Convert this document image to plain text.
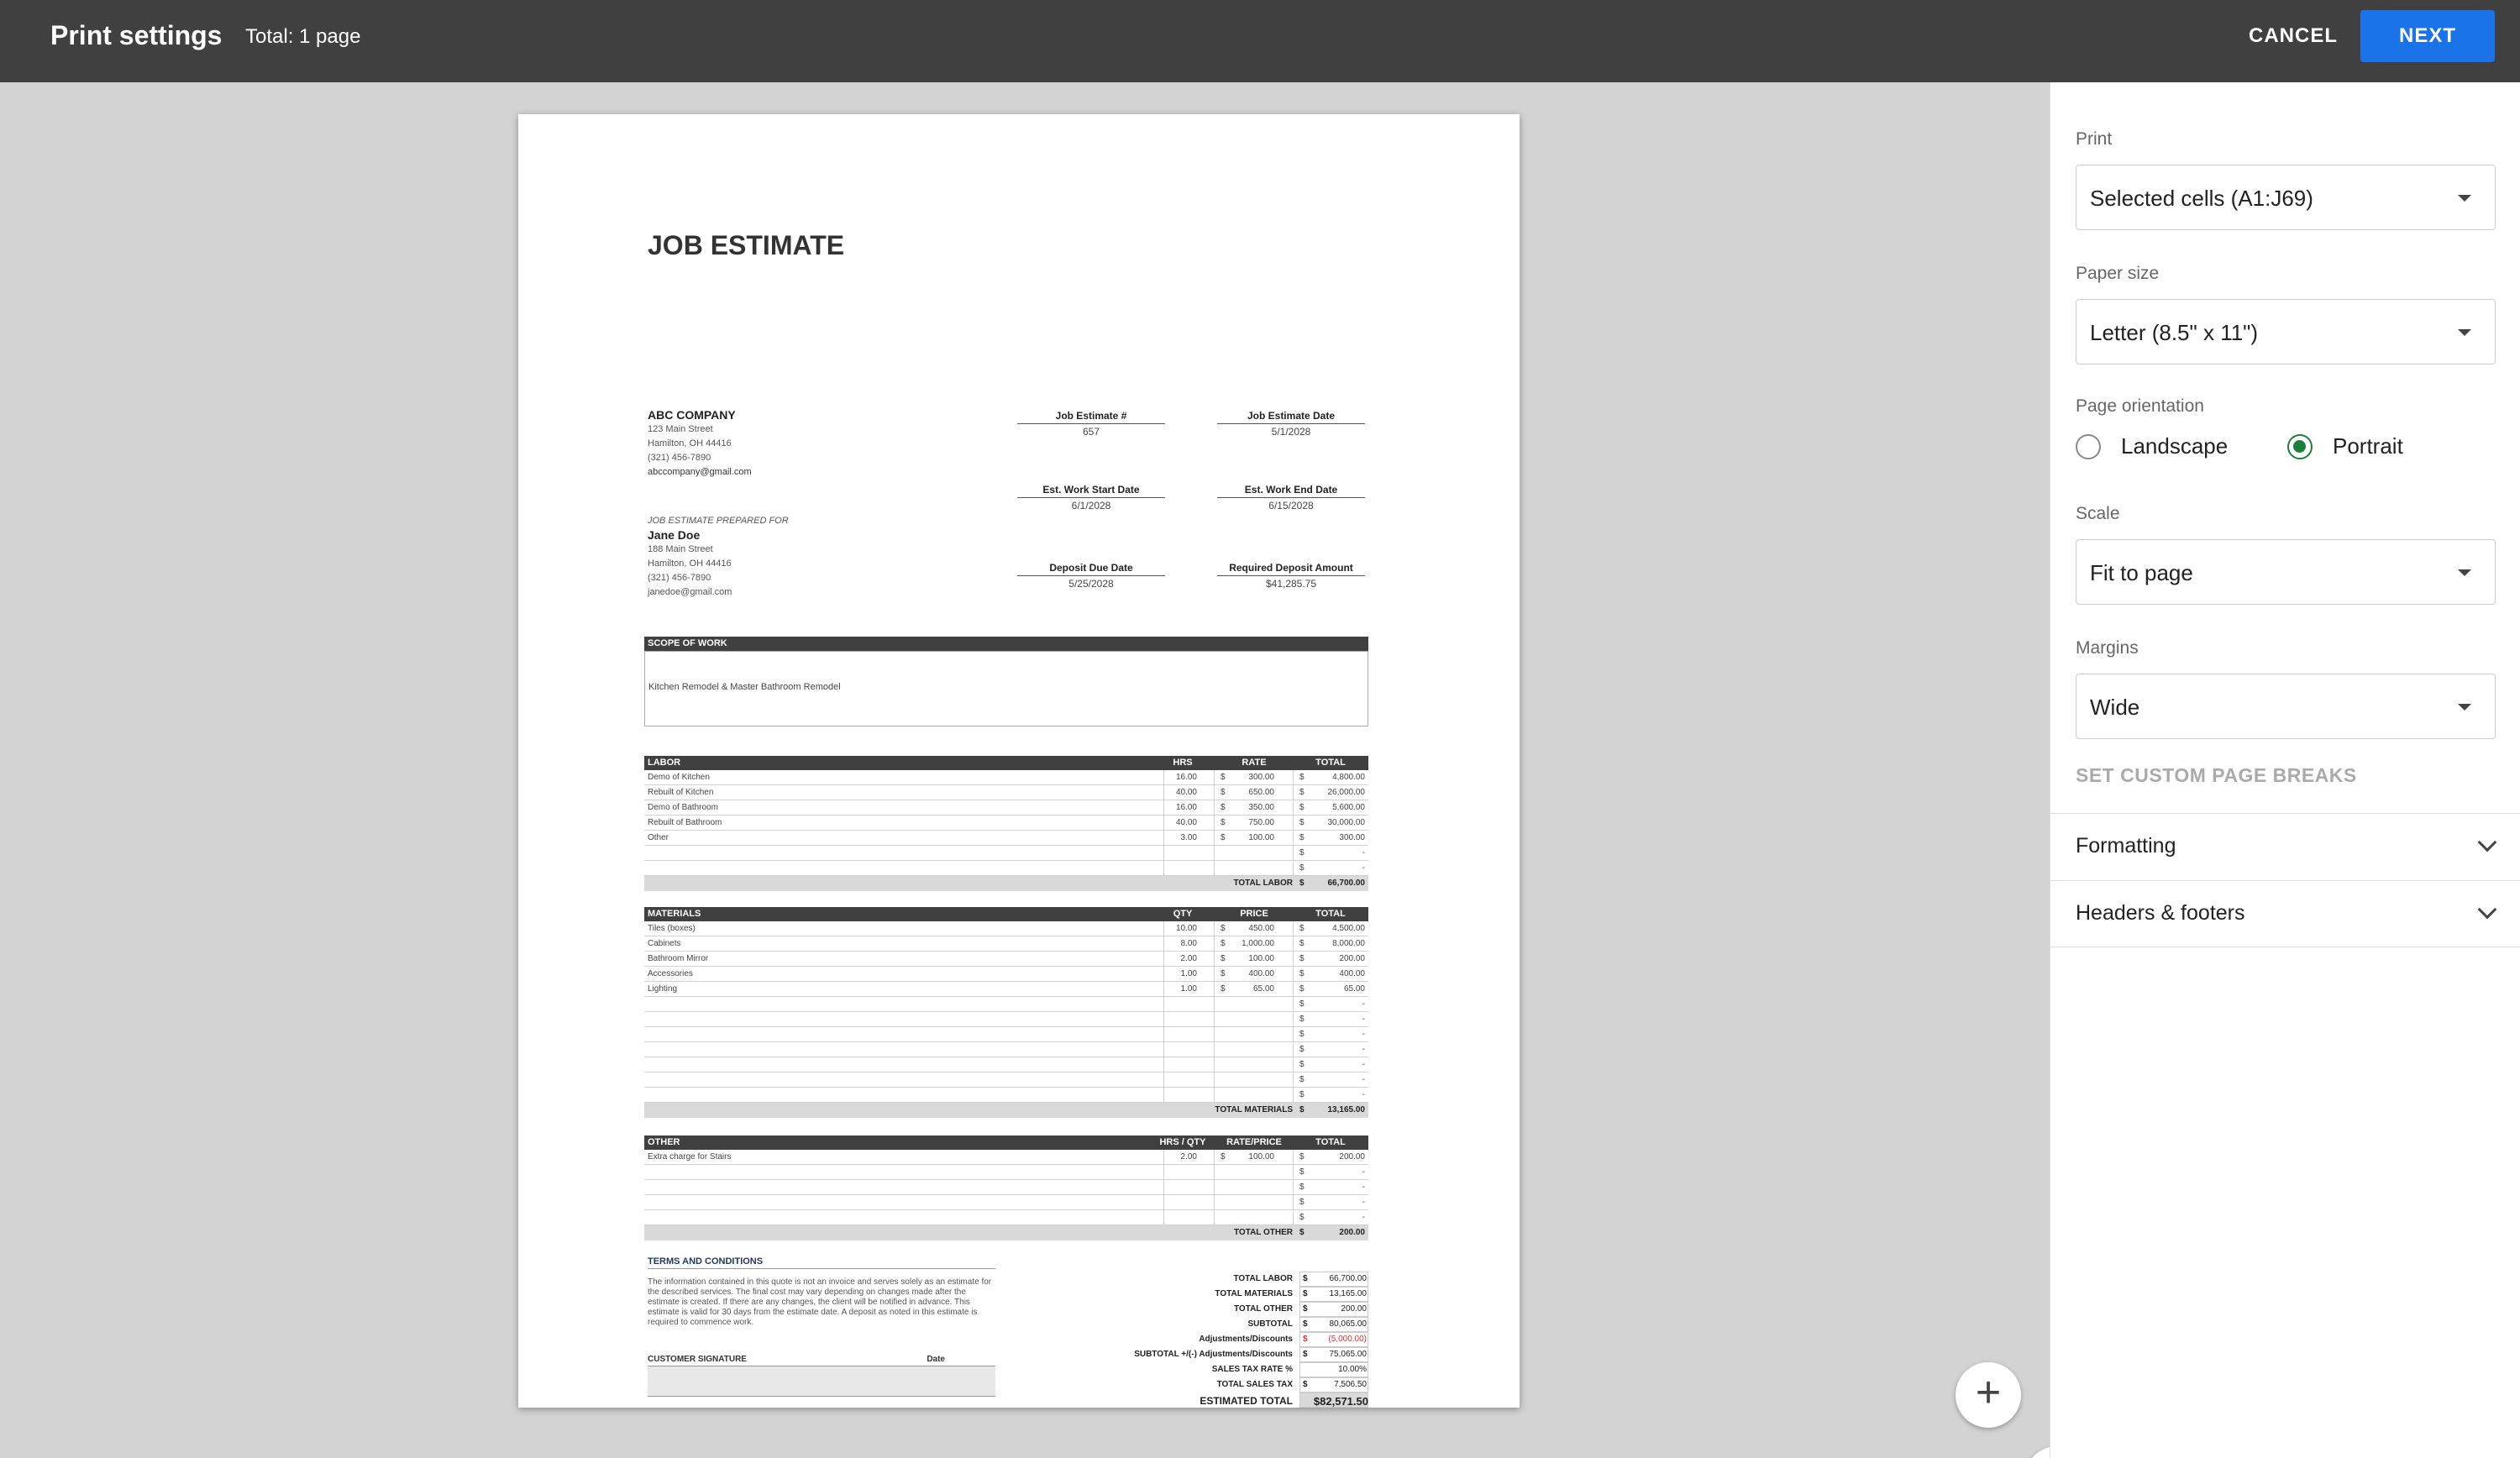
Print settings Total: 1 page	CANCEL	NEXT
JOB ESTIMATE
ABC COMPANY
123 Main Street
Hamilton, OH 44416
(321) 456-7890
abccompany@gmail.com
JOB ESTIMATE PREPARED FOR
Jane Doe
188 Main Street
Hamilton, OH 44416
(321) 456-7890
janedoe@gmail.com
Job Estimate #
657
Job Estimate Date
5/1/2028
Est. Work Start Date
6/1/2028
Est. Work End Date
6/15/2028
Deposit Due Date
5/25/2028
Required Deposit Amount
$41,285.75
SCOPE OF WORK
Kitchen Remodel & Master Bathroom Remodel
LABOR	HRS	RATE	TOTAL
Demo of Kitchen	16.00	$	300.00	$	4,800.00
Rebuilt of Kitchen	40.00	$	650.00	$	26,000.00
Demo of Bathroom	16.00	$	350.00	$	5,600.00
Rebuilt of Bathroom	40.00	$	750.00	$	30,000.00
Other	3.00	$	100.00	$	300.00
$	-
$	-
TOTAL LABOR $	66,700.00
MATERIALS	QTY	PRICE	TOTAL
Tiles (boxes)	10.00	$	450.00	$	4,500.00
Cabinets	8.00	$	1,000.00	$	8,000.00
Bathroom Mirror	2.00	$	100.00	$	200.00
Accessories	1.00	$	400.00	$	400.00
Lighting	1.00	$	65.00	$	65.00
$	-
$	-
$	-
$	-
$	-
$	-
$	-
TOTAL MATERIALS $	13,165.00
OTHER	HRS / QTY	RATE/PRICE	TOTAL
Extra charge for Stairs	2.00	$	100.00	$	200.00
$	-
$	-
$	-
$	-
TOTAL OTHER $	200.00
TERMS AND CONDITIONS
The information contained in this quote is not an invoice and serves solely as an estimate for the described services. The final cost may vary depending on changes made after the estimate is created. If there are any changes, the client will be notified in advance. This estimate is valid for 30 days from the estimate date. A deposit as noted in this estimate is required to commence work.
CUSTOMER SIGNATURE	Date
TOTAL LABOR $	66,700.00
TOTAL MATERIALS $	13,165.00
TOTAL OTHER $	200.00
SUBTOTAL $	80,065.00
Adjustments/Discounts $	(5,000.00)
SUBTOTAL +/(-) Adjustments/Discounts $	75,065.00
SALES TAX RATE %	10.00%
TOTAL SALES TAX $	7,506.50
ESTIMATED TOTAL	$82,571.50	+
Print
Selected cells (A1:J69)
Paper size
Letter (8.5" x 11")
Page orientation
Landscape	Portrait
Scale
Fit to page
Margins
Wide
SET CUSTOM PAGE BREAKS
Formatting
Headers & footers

=======

● **Task directions**
Do not include images; quote all of the entries above exactly.

● **Exercise output**
Convert this document image to plain text.
Print settings Total: 1 page	CANCEL	NEXT
JOB ESTIMATE
ABC COMPANY
123 Main Street
Hamilton, OH 44416
(321) 456-7890
abccompany@gmail.com
JOB ESTIMATE PREPARED FOR
Jane Doe
188 Main Street
Hamilton, OH 44416
(321) 456-7890
janedoe@gmail.com
Job Estimate #
657
Job Estimate Date
5/1/2028
Est. Work Start Date
6/1/2028
Est. Work End Date
6/15/2028
Deposit Due Date
5/25/2028
Required Deposit Amount
$41,285.75
SCOPE OF WORK
Kitchen Remodel & Master Bathroom Remodel
LABOR	HRS	RATE	TOTAL
Demo of Kitchen	16.00	$	300.00	$	4,800.00
Rebuilt of Kitchen	40.00	$	650.00	$	26,000.00
Demo of Bathroom	16.00	$	350.00	$	5,600.00
Rebuilt of Bathroom	40.00	$	750.00	$	30,000.00
Other	3.00	$	100.00	$	300.00
$	-
$	-
TOTAL LABOR $	66,700.00
MATERIALS	QTY	PRICE	TOTAL
Tiles (boxes)	10.00	$	450.00	$	4,500.00
Cabinets	8.00	$	1,000.00	$	8,000.00
Bathroom Mirror	2.00	$	100.00	$	200.00
Accessories	1.00	$	400.00	$	400.00
Lighting	1.00	$	65.00	$	65.00
$	-
$	-
$	-
$	-
$	-
$	-
$	-
TOTAL MATERIALS $	13,165.00
OTHER	HRS / QTY	RATE/PRICE	TOTAL
Extra charge for Stairs	2.00	$	100.00	$	200.00
$	-
$	-
$	-
$	-
TOTAL OTHER $	200.00
TERMS AND CONDITIONS
The information contained in this quote is not an invoice and serves solely as an estimate for the described services. The final cost may vary depending on changes made after the estimate is created. If there are any changes, the client will be notified in advance. This estimate is valid for 30 days from the estimate date. A deposit as noted in this estimate is required to commence work.
CUSTOMER SIGNATURE	Date
TOTAL LABOR $	66,700.00
TOTAL MATERIALS $	13,165.00
TOTAL OTHER $	200.00
SUBTOTAL $	80,065.00
Adjustments/Discounts $	(5,000.00)
SUBTOTAL +/(-) Adjustments/Discounts $	75,065.00
SALES TAX RATE %	10.00%
TOTAL SALES TAX $	7,506.50
ESTIMATED TOTAL	$82,571.50	+
Print
Selected cells (A1:J69)
Paper size
Letter (8.5" x 11")
Page orientation
Landscape	Portrait
Scale
Fit to page
Margins
Wide
SET CUSTOM PAGE BREAKS
Formatting
Headers & footers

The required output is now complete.